### SUPPLIED MATERIAL:
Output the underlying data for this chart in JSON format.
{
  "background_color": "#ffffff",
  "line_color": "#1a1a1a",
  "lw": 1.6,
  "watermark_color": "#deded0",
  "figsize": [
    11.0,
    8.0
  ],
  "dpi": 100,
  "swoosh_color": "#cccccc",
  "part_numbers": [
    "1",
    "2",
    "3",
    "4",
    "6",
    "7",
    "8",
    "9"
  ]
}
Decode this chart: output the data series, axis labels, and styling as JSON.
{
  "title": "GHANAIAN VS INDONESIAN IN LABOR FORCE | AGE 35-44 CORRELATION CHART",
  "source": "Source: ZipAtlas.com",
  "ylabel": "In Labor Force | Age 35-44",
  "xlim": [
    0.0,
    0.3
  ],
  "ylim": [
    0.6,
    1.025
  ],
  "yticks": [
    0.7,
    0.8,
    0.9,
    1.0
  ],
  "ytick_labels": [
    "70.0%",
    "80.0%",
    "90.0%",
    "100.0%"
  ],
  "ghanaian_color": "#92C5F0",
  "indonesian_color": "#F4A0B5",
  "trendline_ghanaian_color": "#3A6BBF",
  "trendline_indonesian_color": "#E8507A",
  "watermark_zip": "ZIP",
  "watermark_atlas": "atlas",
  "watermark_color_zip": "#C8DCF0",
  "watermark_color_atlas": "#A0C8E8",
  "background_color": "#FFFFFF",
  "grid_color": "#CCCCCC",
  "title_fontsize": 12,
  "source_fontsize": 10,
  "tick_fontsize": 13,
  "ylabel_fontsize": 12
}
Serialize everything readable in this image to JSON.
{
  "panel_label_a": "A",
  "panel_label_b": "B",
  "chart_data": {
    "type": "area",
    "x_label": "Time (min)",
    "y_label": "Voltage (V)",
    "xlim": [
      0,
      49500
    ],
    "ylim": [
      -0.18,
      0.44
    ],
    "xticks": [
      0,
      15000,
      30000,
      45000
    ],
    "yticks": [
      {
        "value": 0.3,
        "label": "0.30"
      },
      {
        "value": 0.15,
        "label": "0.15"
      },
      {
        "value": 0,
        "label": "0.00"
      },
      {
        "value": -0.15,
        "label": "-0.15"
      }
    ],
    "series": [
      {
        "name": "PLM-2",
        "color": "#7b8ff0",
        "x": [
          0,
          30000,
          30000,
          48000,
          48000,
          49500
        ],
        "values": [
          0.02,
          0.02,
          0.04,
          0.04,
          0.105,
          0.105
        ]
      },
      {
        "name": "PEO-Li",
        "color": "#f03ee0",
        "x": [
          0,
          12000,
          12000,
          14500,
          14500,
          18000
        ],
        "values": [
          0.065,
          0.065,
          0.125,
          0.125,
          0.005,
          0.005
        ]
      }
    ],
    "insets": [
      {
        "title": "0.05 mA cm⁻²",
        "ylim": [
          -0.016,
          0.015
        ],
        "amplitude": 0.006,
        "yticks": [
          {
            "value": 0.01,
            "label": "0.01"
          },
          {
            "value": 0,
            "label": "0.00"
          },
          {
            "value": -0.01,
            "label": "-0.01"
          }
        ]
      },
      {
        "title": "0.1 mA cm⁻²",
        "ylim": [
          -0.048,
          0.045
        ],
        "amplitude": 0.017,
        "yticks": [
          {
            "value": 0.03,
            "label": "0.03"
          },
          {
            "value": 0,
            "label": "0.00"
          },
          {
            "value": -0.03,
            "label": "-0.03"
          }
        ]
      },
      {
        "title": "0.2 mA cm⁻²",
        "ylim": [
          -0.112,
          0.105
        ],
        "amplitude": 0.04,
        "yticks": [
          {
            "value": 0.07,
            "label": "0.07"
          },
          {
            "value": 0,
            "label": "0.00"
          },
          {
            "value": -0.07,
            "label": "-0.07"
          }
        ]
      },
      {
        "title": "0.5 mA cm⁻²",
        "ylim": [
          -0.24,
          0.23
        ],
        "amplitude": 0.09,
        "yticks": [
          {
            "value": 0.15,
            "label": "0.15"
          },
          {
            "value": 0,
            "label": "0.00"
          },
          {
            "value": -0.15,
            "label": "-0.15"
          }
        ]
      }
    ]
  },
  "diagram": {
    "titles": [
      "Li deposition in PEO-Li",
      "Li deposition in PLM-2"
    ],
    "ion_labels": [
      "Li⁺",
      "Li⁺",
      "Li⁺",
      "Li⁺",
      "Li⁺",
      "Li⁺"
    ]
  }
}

### TASK TO CARRY OUT:
Search the entries for the word "deposition", then list each line that holds it.

### CORRECT ANSWER:
      "Li deposition in PEO-Li",
      "Li deposition in PLM-2"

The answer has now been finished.